▶ _Exercise directions_: In this exercise, reproduce all the entries that follow exactly.

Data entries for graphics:
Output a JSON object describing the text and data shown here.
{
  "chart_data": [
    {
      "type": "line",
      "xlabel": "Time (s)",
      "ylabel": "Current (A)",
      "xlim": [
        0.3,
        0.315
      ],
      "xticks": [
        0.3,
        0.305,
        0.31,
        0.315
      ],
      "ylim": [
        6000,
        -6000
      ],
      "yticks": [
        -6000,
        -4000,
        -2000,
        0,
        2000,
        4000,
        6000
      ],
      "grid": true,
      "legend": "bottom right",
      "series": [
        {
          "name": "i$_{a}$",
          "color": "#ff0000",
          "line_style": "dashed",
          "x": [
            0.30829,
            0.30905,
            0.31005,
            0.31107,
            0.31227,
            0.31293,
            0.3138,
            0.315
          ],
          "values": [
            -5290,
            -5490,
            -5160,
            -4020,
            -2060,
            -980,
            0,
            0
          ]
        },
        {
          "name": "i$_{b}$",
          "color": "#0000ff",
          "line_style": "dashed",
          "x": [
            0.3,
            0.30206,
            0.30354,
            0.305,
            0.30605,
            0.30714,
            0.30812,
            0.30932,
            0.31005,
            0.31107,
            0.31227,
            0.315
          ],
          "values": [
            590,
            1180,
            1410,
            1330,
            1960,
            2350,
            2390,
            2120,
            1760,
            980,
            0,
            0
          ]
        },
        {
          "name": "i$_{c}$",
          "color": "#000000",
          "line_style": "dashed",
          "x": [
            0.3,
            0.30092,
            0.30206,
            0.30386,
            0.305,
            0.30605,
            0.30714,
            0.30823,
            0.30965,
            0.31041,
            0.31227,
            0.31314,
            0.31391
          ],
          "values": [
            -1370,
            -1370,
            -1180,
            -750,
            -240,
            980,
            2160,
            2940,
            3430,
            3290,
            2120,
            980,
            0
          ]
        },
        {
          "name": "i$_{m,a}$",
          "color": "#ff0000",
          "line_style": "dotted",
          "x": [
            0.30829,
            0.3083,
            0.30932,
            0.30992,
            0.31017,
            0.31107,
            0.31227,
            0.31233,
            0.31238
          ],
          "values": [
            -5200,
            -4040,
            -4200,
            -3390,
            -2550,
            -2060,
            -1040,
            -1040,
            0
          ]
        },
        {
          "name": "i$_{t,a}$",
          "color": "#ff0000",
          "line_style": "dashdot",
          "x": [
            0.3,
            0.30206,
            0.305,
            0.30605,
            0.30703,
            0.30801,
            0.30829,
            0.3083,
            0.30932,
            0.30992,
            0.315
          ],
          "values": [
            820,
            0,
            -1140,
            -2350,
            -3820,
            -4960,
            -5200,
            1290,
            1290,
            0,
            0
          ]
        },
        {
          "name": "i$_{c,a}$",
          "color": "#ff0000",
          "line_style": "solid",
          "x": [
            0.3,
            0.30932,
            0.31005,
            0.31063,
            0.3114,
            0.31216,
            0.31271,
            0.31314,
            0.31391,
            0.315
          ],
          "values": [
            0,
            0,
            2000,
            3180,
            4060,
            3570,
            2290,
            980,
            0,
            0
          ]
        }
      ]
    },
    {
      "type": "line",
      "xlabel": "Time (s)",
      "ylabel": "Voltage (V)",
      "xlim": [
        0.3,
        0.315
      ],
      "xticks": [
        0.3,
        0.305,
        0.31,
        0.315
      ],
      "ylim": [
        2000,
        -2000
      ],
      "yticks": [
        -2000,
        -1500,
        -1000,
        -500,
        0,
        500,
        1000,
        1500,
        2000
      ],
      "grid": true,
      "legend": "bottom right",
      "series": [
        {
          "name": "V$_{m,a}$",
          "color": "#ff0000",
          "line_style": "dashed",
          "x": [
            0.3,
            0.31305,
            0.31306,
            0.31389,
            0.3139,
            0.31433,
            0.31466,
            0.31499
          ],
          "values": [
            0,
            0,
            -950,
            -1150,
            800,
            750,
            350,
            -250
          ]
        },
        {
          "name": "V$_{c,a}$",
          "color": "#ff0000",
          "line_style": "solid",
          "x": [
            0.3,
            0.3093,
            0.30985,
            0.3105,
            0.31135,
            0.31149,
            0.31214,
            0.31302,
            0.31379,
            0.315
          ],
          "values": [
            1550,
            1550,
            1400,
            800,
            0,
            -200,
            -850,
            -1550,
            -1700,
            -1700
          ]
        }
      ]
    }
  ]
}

▶ _Answer for this exercise_:
Output a JSON object describing the text and data shown here.
{
  "chart_data": [
    {
      "type": "line",
      "xlabel": "Time (s)",
      "ylabel": "Current (A)",
      "xlim": [
        0.3,
        0.315
      ],
      "xticks": [
        0.3,
        0.305,
        0.31,
        0.315
      ],
      "ylim": [
        6000,
        -6000
      ],
      "yticks": [
        -6000,
        -4000,
        -2000,
        0,
        2000,
        4000,
        6000
      ],
      "grid": true,
      "legend": "bottom right",
      "series": [
        {
          "name": "i$_{a}$",
          "color": "#ff0000",
          "line_style": "dashed",
          "x": [
            0.30829,
            0.30905,
            0.31005,
            0.31107,
            0.31227,
            0.31293,
            0.3138,
            0.315
          ],
          "values": [
            -5290,
            -5490,
            -5160,
            -4020,
            -2060,
            -980,
            0,
            0
          ]
        },
        {
          "name": "i$_{b}$",
          "color": "#0000ff",
          "line_style": "dashed",
          "x": [
            0.3,
            0.30206,
            0.30354,
            0.305,
            0.30605,
            0.30714,
            0.30812,
            0.30932,
            0.31005,
            0.31107,
            0.31227,
            0.315
          ],
          "values": [
            590,
            1180,
            1410,
            1330,
            1960,
            2350,
            2390,
            2120,
            1760,
            980,
            0,
            0
          ]
        },
        {
          "name": "i$_{c}$",
          "color": "#000000",
          "line_style": "dashed",
          "x": [
            0.3,
            0.30092,
            0.30206,
            0.30386,
            0.305,
            0.30605,
            0.30714,
            0.30823,
            0.30965,
            0.31041,
            0.31227,
            0.31314,
            0.31391
          ],
          "values": [
            -1370,
            -1370,
            -1180,
            -750,
            -240,
            980,
            2160,
            2940,
            3430,
            3290,
            2120,
            980,
            0
          ]
        },
        {
          "name": "i$_{m,a}$",
          "color": "#ff0000",
          "line_style": "dotted",
          "x": [
            0.30829,
            0.3083,
            0.30932,
            0.30992,
            0.31017,
            0.31107,
            0.31227,
            0.31233,
            0.31238
          ],
          "values": [
            -5200,
            -4040,
            -4200,
            -3390,
            -2550,
            -2060,
            -1040,
            -1040,
            0
          ]
        },
        {
          "name": "i$_{t,a}$",
          "color": "#ff0000",
          "line_style": "dashdot",
          "x": [
            0.3,
            0.30206,
            0.305,
            0.30605,
            0.30703,
            0.30801,
            0.30829,
            0.3083,
            0.30932,
            0.30992,
            0.315
          ],
          "values": [
            820,
            0,
            -1140,
            -2350,
            -3820,
            -4960,
            -5200,
            1290,
            1290,
            0,
            0
          ]
        },
        {
          "name": "i$_{c,a}$",
          "color": "#ff0000",
          "line_style": "solid",
          "x": [
            0.3,
            0.30932,
            0.31005,
            0.31063,
            0.3114,
            0.31216,
            0.31271,
            0.31314,
            0.31391,
            0.315
          ],
          "values": [
            0,
            0,
            2000,
            3180,
            4060,
            3570,
            2290,
            980,
            0,
            0
          ]
        }
      ]
    },
    {
      "type": "line",
      "xlabel": "Time (s)",
      "ylabel": "Voltage (V)",
      "xlim": [
        0.3,
        0.315
      ],
      "xticks": [
        0.3,
        0.305,
        0.31,
        0.315
      ],
      "ylim": [
        2000,
        -2000
      ],
      "yticks": [
        -2000,
        -1500,
        -1000,
        -500,
        0,
        500,
        1000,
        1500,
        2000
      ],
      "grid": true,
      "legend": "bottom right",
      "series": [
        {
          "name": "V$_{m,a}$",
          "color": "#ff0000",
          "line_style": "dashed",
          "x": [
            0.3,
            0.31305,
            0.31306,
            0.31389,
            0.3139,
            0.31433,
            0.31466,
            0.31499
          ],
          "values": [
            0,
            0,
            -950,
            -1150,
            800,
            750,
            350,
            -250
          ]
        },
        {
          "name": "V$_{c,a}$",
          "color": "#ff0000",
          "line_style": "solid",
          "x": [
            0.3,
            0.3093,
            0.30985,
            0.3105,
            0.31135,
            0.31149,
            0.31214,
            0.31302,
            0.31379,
            0.315
          ],
          "values": [
            1550,
            1550,
            1400,
            800,
            0,
            -200,
            -850,
            -1550,
            -1700,
            -1700
          ]
        }
      ]
    }
  ]
}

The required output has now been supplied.